'''

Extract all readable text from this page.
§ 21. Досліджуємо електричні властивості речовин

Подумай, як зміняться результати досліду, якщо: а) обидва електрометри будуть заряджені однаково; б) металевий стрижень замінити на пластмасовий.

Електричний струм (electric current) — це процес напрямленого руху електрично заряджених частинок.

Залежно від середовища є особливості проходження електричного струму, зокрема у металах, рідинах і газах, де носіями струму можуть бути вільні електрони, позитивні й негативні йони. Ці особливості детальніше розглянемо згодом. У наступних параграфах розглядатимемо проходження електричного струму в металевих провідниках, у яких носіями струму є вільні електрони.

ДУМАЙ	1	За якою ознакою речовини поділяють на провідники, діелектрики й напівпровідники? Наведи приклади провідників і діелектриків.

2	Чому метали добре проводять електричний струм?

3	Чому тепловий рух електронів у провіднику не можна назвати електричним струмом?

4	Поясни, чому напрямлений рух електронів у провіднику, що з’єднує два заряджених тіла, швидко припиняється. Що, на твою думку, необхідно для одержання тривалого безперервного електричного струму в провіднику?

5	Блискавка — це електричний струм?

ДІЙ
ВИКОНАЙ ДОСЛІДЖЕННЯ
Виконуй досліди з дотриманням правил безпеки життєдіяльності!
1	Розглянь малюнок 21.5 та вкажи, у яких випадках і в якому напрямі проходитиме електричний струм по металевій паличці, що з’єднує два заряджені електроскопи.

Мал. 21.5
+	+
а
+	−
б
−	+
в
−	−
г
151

'''

* Task objective
Give the data again, exactly as it stands.

* Final answer
Extract all readable text from this page.
§ 21. Досліджуємо електричні властивості речовин

Подумай, як зміняться результати досліду, якщо: а) обидва електрометри будуть заряджені однаково; б) металевий стрижень замінити на пластмасовий.

Електричний струм (electric current) — це процес напрямленого руху електрично заряджених частинок.

Залежно від середовища є особливості проходження електричного струму, зокрема у металах, рідинах і газах, де носіями струму можуть бути вільні електрони, позитивні й негативні йони. Ці особливості детальніше розглянемо згодом. У наступних параграфах розглядатимемо проходження електричного струму в металевих провідниках, у яких носіями струму є вільні електрони.

ДУМАЙ	1	За якою ознакою речовини поділяють на провідники, діелектрики й напівпровідники? Наведи приклади провідників і діелектриків.

2	Чому метали добре проводять електричний струм?

3	Чому тепловий рух електронів у провіднику не можна назвати електричним струмом?

4	Поясни, чому напрямлений рух електронів у провіднику, що з’єднує два заряджених тіла, швидко припиняється. Що, на твою думку, необхідно для одержання тривалого безперервного електричного струму в провіднику?

5	Блискавка — це електричний струм?

ДІЙ
ВИКОНАЙ ДОСЛІДЖЕННЯ
Виконуй досліди з дотриманням правил безпеки життєдіяльності!
1	Розглянь малюнок 21.5 та вкажи, у яких випадках і в якому напрямі проходитиме електричний струм по металевій паличці, що з’єднує два заряджені електроскопи.

Мал. 21.5
+	+
а
+	−
б
−	+
в
−	−
г
151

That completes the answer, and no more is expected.